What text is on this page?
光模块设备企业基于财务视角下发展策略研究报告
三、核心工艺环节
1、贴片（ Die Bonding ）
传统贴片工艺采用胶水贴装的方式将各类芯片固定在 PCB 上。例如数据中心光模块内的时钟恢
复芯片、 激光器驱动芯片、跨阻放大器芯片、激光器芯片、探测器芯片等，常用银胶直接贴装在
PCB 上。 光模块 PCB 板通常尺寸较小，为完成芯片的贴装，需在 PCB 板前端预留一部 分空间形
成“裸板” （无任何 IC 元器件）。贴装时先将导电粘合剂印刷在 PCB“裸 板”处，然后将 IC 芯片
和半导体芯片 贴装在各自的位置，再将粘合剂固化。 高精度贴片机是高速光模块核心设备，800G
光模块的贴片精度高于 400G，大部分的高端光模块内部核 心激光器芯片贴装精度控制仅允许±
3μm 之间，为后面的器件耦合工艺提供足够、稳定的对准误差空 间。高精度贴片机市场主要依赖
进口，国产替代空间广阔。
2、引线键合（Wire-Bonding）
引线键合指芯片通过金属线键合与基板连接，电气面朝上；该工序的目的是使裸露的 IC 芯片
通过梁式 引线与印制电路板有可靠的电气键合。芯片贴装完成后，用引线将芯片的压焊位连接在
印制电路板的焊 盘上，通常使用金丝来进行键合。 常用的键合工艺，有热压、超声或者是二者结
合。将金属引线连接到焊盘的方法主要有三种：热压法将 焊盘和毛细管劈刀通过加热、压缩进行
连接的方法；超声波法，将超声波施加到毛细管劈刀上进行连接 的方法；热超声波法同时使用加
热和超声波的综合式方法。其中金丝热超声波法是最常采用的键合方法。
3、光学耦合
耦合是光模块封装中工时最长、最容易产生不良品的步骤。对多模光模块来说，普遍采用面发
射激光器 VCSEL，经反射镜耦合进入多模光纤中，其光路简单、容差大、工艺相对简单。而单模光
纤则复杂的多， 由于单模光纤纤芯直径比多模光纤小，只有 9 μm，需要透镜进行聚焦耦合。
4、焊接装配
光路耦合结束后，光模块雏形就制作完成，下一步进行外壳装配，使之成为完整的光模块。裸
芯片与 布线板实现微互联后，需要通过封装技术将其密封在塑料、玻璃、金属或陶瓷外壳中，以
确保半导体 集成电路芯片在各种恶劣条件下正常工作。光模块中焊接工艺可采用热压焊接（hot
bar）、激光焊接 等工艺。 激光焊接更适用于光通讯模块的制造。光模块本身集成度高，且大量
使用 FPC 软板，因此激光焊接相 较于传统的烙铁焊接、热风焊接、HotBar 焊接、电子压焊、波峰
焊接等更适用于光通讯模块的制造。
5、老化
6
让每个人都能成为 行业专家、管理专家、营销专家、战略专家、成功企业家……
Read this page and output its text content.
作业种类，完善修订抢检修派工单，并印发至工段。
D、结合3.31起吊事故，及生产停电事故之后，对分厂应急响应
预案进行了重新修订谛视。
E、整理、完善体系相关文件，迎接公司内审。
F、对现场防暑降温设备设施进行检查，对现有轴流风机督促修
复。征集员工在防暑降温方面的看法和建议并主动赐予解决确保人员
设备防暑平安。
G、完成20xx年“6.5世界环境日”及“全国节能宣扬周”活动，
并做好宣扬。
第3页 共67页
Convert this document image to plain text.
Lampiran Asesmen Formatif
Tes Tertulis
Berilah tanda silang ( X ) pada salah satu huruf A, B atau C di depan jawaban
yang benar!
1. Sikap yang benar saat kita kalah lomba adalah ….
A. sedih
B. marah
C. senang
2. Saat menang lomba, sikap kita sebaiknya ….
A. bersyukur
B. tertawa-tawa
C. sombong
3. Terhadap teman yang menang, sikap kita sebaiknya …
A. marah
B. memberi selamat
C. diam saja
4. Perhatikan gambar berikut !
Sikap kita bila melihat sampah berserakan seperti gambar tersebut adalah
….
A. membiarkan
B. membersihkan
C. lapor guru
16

**********

Every line of the data above should be copied exactly.

What text is on this page?
光模块设备企业基于财务视角下发展策略研究报告
三、核心工艺环节
1、贴片（ Die Bonding ）
传统贴片工艺采用胶水贴装的方式将各类芯片固定在 PCB 上。例如数据中心光模块内的时钟恢
复芯片、 激光器驱动芯片、跨阻放大器芯片、激光器芯片、探测器芯片等，常用银胶直接贴装在
PCB 上。 光模块 PCB 板通常尺寸较小，为完成芯片的贴装，需在 PCB 板前端预留一部 分空间形
成“裸板” （无任何 IC 元器件）。贴装时先将导电粘合剂印刷在 PCB“裸 板”处，然后将 IC 芯片
和半导体芯片 贴装在各自的位置，再将粘合剂固化。 高精度贴片机是高速光模块核心设备，800G
光模块的贴片精度高于 400G，大部分的高端光模块内部核 心激光器芯片贴装精度控制仅允许±
3μm 之间，为后面的器件耦合工艺提供足够、稳定的对准误差空 间。高精度贴片机市场主要依赖
进口，国产替代空间广阔。
2、引线键合（Wire-Bonding）
引线键合指芯片通过金属线键合与基板连接，电气面朝上；该工序的目的是使裸露的 IC 芯片
通过梁式 引线与印制电路板有可靠的电气键合。芯片贴装完成后，用引线将芯片的压焊位连接在
印制电路板的焊 盘上，通常使用金丝来进行键合。 常用的键合工艺，有热压、超声或者是二者结
合。将金属引线连接到焊盘的方法主要有三种：热压法将 焊盘和毛细管劈刀通过加热、压缩进行
连接的方法；超声波法，将超声波施加到毛细管劈刀上进行连接 的方法；热超声波法同时使用加
热和超声波的综合式方法。其中金丝热超声波法是最常采用的键合方法。
3、光学耦合
耦合是光模块封装中工时最长、最容易产生不良品的步骤。对多模光模块来说，普遍采用面发
射激光器 VCSEL，经反射镜耦合进入多模光纤中，其光路简单、容差大、工艺相对简单。而单模光
纤则复杂的多， 由于单模光纤纤芯直径比多模光纤小，只有 9 μm，需要透镜进行聚焦耦合。
4、焊接装配
光路耦合结束后，光模块雏形就制作完成，下一步进行外壳装配，使之成为完整的光模块。裸
芯片与 布线板实现微互联后，需要通过封装技术将其密封在塑料、玻璃、金属或陶瓷外壳中，以
确保半导体 集成电路芯片在各种恶劣条件下正常工作。光模块中焊接工艺可采用热压焊接（hot
bar）、激光焊接 等工艺。 激光焊接更适用于光通讯模块的制造。光模块本身集成度高，且大量
使用 FPC 软板，因此激光焊接相 较于传统的烙铁焊接、热风焊接、HotBar 焊接、电子压焊、波峰
焊接等更适用于光通讯模块的制造。
5、老化
6
让每个人都能成为 行业专家、管理专家、营销专家、战略专家、成功企业家……
Read this page and output its text content.
作业种类，完善修订抢检修派工单，并印发至工段。
D、结合3.31起吊事故，及生产停电事故之后，对分厂应急响应
预案进行了重新修订谛视。
E、整理、完善体系相关文件，迎接公司内审。
F、对现场防暑降温设备设施进行检查，对现有轴流风机督促修
复。征集员工在防暑降温方面的看法和建议并主动赐予解决确保人员
设备防暑平安。
G、完成20xx年“6.5世界环境日”及“全国节能宣扬周”活动，
并做好宣扬。
第3页 共67页
Convert this document image to plain text.
Lampiran Asesmen Formatif
Tes Tertulis
Berilah tanda silang ( X ) pada salah satu huruf A, B atau C di depan jawaban
yang benar!
1. Sikap yang benar saat kita kalah lomba adalah ….
A. sedih
B. marah
C. senang
2. Saat menang lomba, sikap kita sebaiknya ….
A. bersyukur
B. tertawa-tawa
C. sombong
3. Terhadap teman yang menang, sikap kita sebaiknya …
A. marah
B. memberi selamat
C. diam saja
4. Perhatikan gambar berikut !
Sikap kita bila melihat sampah berserakan seperti gambar tersebut adalah
….
A. membiarkan
B. membersihkan
C. lapor guru
16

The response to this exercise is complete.